Pull every line containing "Accessibility" from the data.
# # # # #
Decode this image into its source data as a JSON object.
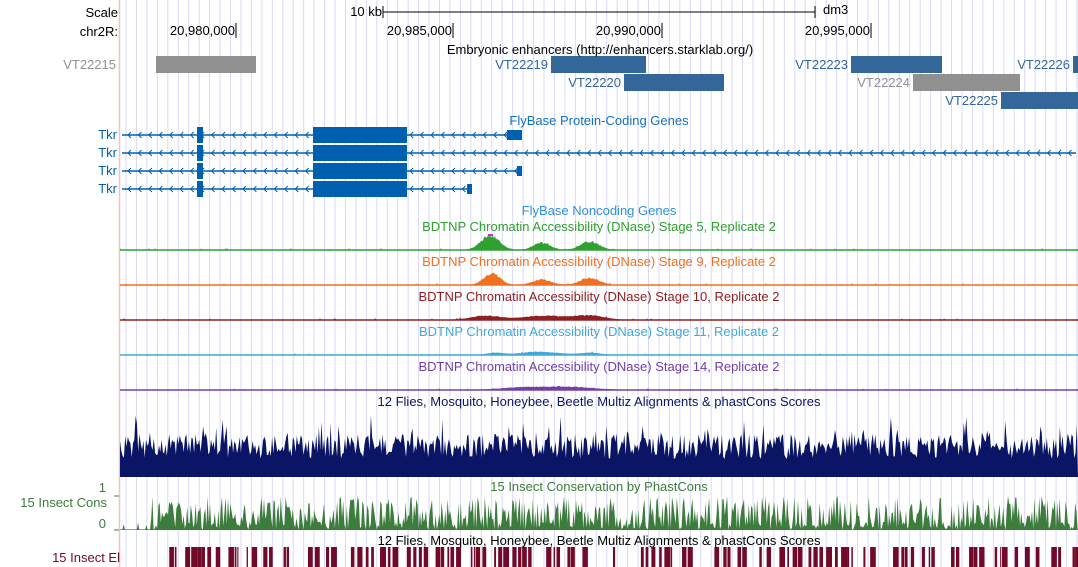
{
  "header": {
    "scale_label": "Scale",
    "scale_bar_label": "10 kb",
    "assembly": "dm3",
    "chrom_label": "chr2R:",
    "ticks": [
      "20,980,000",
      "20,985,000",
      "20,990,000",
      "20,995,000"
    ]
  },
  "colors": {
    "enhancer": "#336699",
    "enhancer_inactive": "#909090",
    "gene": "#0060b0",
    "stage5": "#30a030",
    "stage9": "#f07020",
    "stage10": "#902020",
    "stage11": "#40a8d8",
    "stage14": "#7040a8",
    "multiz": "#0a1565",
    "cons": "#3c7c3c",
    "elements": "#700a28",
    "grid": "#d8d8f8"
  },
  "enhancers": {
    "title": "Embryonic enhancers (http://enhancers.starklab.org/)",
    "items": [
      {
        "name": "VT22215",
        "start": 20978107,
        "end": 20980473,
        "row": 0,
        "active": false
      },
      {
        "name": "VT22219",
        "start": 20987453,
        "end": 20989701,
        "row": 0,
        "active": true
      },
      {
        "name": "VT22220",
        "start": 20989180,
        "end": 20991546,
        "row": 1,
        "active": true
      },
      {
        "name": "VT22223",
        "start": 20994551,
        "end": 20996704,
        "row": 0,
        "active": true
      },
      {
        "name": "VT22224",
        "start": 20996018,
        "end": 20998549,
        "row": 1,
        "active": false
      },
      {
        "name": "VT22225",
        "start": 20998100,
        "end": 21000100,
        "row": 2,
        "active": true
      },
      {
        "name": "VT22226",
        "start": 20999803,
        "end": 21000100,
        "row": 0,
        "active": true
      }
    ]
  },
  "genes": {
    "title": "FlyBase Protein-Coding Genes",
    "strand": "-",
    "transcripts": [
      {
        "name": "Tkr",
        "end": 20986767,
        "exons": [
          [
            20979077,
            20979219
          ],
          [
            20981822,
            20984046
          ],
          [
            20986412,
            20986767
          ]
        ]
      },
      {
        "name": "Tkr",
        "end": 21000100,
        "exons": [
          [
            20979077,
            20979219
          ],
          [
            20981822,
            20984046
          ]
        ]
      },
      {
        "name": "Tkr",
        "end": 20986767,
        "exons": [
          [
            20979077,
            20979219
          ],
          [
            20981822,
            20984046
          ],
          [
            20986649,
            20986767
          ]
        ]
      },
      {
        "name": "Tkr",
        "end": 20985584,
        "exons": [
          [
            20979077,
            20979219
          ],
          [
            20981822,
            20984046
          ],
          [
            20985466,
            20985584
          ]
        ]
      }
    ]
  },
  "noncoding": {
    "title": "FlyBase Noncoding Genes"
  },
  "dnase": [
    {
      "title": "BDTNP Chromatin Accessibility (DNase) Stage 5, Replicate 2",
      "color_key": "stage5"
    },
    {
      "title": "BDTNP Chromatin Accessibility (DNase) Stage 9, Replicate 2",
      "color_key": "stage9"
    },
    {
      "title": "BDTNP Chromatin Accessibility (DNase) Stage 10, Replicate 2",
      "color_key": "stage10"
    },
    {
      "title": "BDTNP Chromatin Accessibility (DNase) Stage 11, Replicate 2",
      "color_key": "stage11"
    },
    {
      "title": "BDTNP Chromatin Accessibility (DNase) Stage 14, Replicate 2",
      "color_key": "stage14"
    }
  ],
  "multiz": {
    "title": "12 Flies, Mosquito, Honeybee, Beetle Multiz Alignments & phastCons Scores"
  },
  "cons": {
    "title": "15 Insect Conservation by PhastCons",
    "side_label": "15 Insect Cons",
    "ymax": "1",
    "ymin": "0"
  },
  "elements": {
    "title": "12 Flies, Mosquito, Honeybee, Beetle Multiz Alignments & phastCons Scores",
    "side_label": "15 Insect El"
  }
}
# # # # #
Exercise response ::
      "title": "BDTNP Chromatin Accessibility (DNase) Stage 5, Replicate 2",
      "title": "BDTNP Chromatin Accessibility (DNase) Stage 9, Replicate 2",
      "title": "BDTNP Chromatin Accessibility (DNase) Stage 10, Replicate 2",
      "title": "BDTNP Chromatin Accessibility (DNase) Stage 11, Replicate 2",
      "title": "BDTNP Chromatin Accessibility (DNase) Stage 14, Replicate 2",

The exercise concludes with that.